[Figure record listings]

• • • • •

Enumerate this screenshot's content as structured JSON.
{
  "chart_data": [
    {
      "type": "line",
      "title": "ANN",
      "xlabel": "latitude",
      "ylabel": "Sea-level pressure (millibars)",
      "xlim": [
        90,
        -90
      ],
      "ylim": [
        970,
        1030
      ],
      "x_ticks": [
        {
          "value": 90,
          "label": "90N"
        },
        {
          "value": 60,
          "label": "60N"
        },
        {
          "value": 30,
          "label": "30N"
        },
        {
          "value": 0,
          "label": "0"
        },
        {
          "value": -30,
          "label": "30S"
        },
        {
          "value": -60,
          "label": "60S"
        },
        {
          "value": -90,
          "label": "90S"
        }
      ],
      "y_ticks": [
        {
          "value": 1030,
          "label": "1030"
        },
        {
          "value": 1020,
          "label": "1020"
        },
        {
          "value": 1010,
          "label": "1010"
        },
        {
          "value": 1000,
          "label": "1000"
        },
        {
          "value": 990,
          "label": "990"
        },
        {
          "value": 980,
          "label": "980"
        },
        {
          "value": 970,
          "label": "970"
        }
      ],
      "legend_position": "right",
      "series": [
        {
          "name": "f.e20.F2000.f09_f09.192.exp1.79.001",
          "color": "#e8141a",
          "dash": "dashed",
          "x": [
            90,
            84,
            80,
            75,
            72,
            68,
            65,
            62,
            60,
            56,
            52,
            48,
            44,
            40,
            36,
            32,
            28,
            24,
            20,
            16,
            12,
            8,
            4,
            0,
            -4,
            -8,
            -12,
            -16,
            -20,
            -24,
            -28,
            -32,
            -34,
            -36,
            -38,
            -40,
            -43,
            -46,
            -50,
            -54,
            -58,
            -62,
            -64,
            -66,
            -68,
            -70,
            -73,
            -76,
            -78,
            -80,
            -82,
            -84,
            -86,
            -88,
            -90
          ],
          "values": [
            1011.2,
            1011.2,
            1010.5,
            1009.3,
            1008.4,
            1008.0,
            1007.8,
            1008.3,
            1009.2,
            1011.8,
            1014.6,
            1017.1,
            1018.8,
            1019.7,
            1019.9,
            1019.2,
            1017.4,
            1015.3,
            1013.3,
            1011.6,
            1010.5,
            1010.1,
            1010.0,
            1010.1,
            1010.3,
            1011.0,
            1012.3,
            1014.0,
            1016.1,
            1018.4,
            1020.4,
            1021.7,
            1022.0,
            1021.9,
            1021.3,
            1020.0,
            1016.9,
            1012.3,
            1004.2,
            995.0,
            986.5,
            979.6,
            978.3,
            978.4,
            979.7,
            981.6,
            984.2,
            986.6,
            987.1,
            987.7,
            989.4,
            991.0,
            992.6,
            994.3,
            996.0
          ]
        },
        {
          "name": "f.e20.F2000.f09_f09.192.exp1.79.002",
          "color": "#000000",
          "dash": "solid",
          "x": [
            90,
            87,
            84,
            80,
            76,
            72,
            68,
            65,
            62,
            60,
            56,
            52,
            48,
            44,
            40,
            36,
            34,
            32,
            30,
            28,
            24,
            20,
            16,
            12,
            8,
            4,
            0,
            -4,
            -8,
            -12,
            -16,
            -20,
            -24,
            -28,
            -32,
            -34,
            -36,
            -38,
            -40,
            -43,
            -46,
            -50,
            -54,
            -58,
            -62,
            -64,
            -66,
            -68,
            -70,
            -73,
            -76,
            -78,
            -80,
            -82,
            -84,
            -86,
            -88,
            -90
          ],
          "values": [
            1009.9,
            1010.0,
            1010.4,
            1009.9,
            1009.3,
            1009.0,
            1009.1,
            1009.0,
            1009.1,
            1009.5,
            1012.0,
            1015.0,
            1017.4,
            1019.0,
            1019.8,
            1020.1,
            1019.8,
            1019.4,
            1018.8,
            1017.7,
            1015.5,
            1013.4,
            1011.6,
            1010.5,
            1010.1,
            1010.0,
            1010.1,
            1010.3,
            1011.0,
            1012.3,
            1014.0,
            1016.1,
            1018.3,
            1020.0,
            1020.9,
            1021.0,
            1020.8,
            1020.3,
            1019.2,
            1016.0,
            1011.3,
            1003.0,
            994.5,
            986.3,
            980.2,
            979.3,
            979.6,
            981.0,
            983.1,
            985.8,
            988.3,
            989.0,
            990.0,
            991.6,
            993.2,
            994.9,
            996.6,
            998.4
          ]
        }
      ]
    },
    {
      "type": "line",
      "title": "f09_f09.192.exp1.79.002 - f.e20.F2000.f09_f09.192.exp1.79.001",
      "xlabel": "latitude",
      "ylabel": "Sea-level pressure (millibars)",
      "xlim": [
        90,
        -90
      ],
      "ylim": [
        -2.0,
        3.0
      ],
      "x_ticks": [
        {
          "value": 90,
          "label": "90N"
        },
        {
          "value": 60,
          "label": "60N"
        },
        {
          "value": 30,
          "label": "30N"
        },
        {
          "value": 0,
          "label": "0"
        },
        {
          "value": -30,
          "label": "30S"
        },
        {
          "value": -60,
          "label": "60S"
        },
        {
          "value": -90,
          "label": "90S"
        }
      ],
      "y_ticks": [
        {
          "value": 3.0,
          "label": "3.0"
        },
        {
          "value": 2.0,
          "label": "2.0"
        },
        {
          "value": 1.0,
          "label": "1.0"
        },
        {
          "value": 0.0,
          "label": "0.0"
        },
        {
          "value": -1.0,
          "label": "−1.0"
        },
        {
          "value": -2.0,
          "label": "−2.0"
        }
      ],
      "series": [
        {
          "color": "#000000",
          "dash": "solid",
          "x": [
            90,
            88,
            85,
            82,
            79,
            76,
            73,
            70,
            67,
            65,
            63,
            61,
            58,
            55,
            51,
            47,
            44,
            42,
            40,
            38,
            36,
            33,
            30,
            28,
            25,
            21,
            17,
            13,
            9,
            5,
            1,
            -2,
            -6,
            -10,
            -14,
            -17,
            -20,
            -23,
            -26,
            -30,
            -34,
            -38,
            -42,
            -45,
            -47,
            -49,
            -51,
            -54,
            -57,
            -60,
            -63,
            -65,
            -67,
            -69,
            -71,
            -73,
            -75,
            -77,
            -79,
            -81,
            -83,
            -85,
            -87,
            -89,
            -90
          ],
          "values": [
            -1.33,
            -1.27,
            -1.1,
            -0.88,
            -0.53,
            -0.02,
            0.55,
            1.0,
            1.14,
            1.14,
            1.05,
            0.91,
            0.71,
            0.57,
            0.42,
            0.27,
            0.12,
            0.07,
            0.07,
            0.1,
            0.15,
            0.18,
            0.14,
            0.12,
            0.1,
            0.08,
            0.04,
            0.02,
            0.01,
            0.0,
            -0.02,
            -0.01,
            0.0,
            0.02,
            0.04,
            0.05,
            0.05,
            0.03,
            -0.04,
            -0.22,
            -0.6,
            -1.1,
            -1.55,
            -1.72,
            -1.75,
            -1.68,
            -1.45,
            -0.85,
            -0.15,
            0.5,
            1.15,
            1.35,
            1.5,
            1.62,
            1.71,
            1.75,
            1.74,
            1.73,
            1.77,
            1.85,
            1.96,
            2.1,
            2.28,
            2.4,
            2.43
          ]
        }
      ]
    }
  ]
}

• • • • •

- Given request
Retype all the records, matching them exactly.

- Reply to the exercise
Enumerate this screenshot's content as structured JSON.
{
  "chart_data": [
    {
      "type": "line",
      "title": "ANN",
      "xlabel": "latitude",
      "ylabel": "Sea-level pressure (millibars)",
      "xlim": [
        90,
        -90
      ],
      "ylim": [
        970,
        1030
      ],
      "x_ticks": [
        {
          "value": 90,
          "label": "90N"
        },
        {
          "value": 60,
          "label": "60N"
        },
        {
          "value": 30,
          "label": "30N"
        },
        {
          "value": 0,
          "label": "0"
        },
        {
          "value": -30,
          "label": "30S"
        },
        {
          "value": -60,
          "label": "60S"
        },
        {
          "value": -90,
          "label": "90S"
        }
      ],
      "y_ticks": [
        {
          "value": 1030,
          "label": "1030"
        },
        {
          "value": 1020,
          "label": "1020"
        },
        {
          "value": 1010,
          "label": "1010"
        },
        {
          "value": 1000,
          "label": "1000"
        },
        {
          "value": 990,
          "label": "990"
        },
        {
          "value": 980,
          "label": "980"
        },
        {
          "value": 970,
          "label": "970"
        }
      ],
      "legend_position": "right",
      "series": [
        {
          "name": "f.e20.F2000.f09_f09.192.exp1.79.001",
          "color": "#e8141a",
          "dash": "dashed",
          "x": [
            90,
            84,
            80,
            75,
            72,
            68,
            65,
            62,
            60,
            56,
            52,
            48,
            44,
            40,
            36,
            32,
            28,
            24,
            20,
            16,
            12,
            8,
            4,
            0,
            -4,
            -8,
            -12,
            -16,
            -20,
            -24,
            -28,
            -32,
            -34,
            -36,
            -38,
            -40,
            -43,
            -46,
            -50,
            -54,
            -58,
            -62,
            -64,
            -66,
            -68,
            -70,
            -73,
            -76,
            -78,
            -80,
            -82,
            -84,
            -86,
            -88,
            -90
          ],
          "values": [
            1011.2,
            1011.2,
            1010.5,
            1009.3,
            1008.4,
            1008.0,
            1007.8,
            1008.3,
            1009.2,
            1011.8,
            1014.6,
            1017.1,
            1018.8,
            1019.7,
            1019.9,
            1019.2,
            1017.4,
            1015.3,
            1013.3,
            1011.6,
            1010.5,
            1010.1,
            1010.0,
            1010.1,
            1010.3,
            1011.0,
            1012.3,
            1014.0,
            1016.1,
            1018.4,
            1020.4,
            1021.7,
            1022.0,
            1021.9,
            1021.3,
            1020.0,
            1016.9,
            1012.3,
            1004.2,
            995.0,
            986.5,
            979.6,
            978.3,
            978.4,
            979.7,
            981.6,
            984.2,
            986.6,
            987.1,
            987.7,
            989.4,
            991.0,
            992.6,
            994.3,
            996.0
          ]
        },
        {
          "name": "f.e20.F2000.f09_f09.192.exp1.79.002",
          "color": "#000000",
          "dash": "solid",
          "x": [
            90,
            87,
            84,
            80,
            76,
            72,
            68,
            65,
            62,
            60,
            56,
            52,
            48,
            44,
            40,
            36,
            34,
            32,
            30,
            28,
            24,
            20,
            16,
            12,
            8,
            4,
            0,
            -4,
            -8,
            -12,
            -16,
            -20,
            -24,
            -28,
            -32,
            -34,
            -36,
            -38,
            -40,
            -43,
            -46,
            -50,
            -54,
            -58,
            -62,
            -64,
            -66,
            -68,
            -70,
            -73,
            -76,
            -78,
            -80,
            -82,
            -84,
            -86,
            -88,
            -90
          ],
          "values": [
            1009.9,
            1010.0,
            1010.4,
            1009.9,
            1009.3,
            1009.0,
            1009.1,
            1009.0,
            1009.1,
            1009.5,
            1012.0,
            1015.0,
            1017.4,
            1019.0,
            1019.8,
            1020.1,
            1019.8,
            1019.4,
            1018.8,
            1017.7,
            1015.5,
            1013.4,
            1011.6,
            1010.5,
            1010.1,
            1010.0,
            1010.1,
            1010.3,
            1011.0,
            1012.3,
            1014.0,
            1016.1,
            1018.3,
            1020.0,
            1020.9,
            1021.0,
            1020.8,
            1020.3,
            1019.2,
            1016.0,
            1011.3,
            1003.0,
            994.5,
            986.3,
            980.2,
            979.3,
            979.6,
            981.0,
            983.1,
            985.8,
            988.3,
            989.0,
            990.0,
            991.6,
            993.2,
            994.9,
            996.6,
            998.4
          ]
        }
      ]
    },
    {
      "type": "line",
      "title": "f09_f09.192.exp1.79.002 - f.e20.F2000.f09_f09.192.exp1.79.001",
      "xlabel": "latitude",
      "ylabel": "Sea-level pressure (millibars)",
      "xlim": [
        90,
        -90
      ],
      "ylim": [
        -2.0,
        3.0
      ],
      "x_ticks": [
        {
          "value": 90,
          "label": "90N"
        },
        {
          "value": 60,
          "label": "60N"
        },
        {
          "value": 30,
          "label": "30N"
        },
        {
          "value": 0,
          "label": "0"
        },
        {
          "value": -30,
          "label": "30S"
        },
        {
          "value": -60,
          "label": "60S"
        },
        {
          "value": -90,
          "label": "90S"
        }
      ],
      "y_ticks": [
        {
          "value": 3.0,
          "label": "3.0"
        },
        {
          "value": 2.0,
          "label": "2.0"
        },
        {
          "value": 1.0,
          "label": "1.0"
        },
        {
          "value": 0.0,
          "label": "0.0"
        },
        {
          "value": -1.0,
          "label": "−1.0"
        },
        {
          "value": -2.0,
          "label": "−2.0"
        }
      ],
      "series": [
        {
          "color": "#000000",
          "dash": "solid",
          "x": [
            90,
            88,
            85,
            82,
            79,
            76,
            73,
            70,
            67,
            65,
            63,
            61,
            58,
            55,
            51,
            47,
            44,
            42,
            40,
            38,
            36,
            33,
            30,
            28,
            25,
            21,
            17,
            13,
            9,
            5,
            1,
            -2,
            -6,
            -10,
            -14,
            -17,
            -20,
            -23,
            -26,
            -30,
            -34,
            -38,
            -42,
            -45,
            -47,
            -49,
            -51,
            -54,
            -57,
            -60,
            -63,
            -65,
            -67,
            -69,
            -71,
            -73,
            -75,
            -77,
            -79,
            -81,
            -83,
            -85,
            -87,
            -89,
            -90
          ],
          "values": [
            -1.33,
            -1.27,
            -1.1,
            -0.88,
            -0.53,
            -0.02,
            0.55,
            1.0,
            1.14,
            1.14,
            1.05,
            0.91,
            0.71,
            0.57,
            0.42,
            0.27,
            0.12,
            0.07,
            0.07,
            0.1,
            0.15,
            0.18,
            0.14,
            0.12,
            0.1,
            0.08,
            0.04,
            0.02,
            0.01,
            0.0,
            -0.02,
            -0.01,
            0.0,
            0.02,
            0.04,
            0.05,
            0.05,
            0.03,
            -0.04,
            -0.22,
            -0.6,
            -1.1,
            -1.55,
            -1.72,
            -1.75,
            -1.68,
            -1.45,
            -0.85,
            -0.15,
            0.5,
            1.15,
            1.35,
            1.5,
            1.62,
            1.71,
            1.75,
            1.74,
            1.73,
            1.77,
            1.85,
            1.96,
            2.1,
            2.28,
            2.4,
            2.43
          ]
        }
      ]
    }
  ]
}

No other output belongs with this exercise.